- **Request**:
Count how many lines hold the word "color" and give that number as the whole answer.

- **Record excerpts**:

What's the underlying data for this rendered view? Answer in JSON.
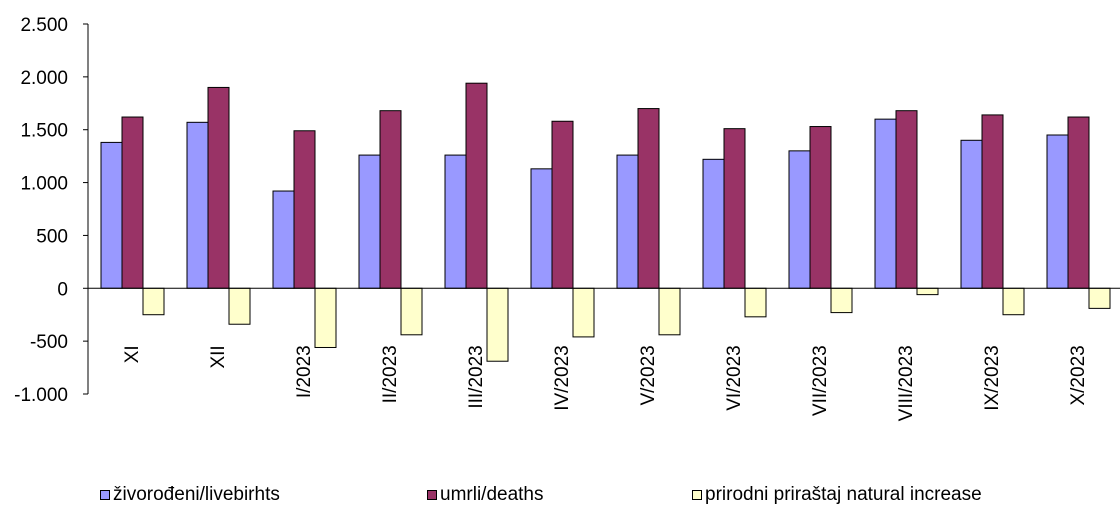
{
  "chart_data": {
    "type": "bar",
    "title": "",
    "xlabel": "",
    "ylabel": "",
    "ylim": [
      -1000,
      2500
    ],
    "yticks": [
      -1000,
      -500,
      0,
      500,
      1000,
      1500,
      2000,
      2500
    ],
    "ytick_labels": [
      "-1.000",
      "-500",
      "0",
      "500",
      "1.000",
      "1.500",
      "2.000",
      "2.500"
    ],
    "categories": [
      "XI",
      "XII",
      "I/2023",
      "II/2023",
      "III/2023",
      "IV/2023",
      "V/2023",
      "VI/2023",
      "VII/2023",
      "VIII/2023",
      "IX/2023",
      "X/2023"
    ],
    "series": [
      {
        "name": "živorođeni/livebirhts",
        "color": "#9999ff",
        "values": [
          1380,
          1570,
          920,
          1260,
          1260,
          1130,
          1260,
          1220,
          1300,
          1600,
          1400,
          1450
        ]
      },
      {
        "name": "umrli/deaths",
        "color": "#993366",
        "values": [
          1620,
          1900,
          1490,
          1680,
          1940,
          1580,
          1700,
          1510,
          1530,
          1680,
          1640,
          1620
        ]
      },
      {
        "name": "prirodni priraštaj natural increase",
        "color": "#ffffcc",
        "values": [
          -250,
          -340,
          -560,
          -440,
          -690,
          -460,
          -440,
          -270,
          -230,
          -60,
          -250,
          -190
        ]
      }
    ],
    "grid": false,
    "legend_position": "bottom"
  }
}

- **Reply to the task**:
3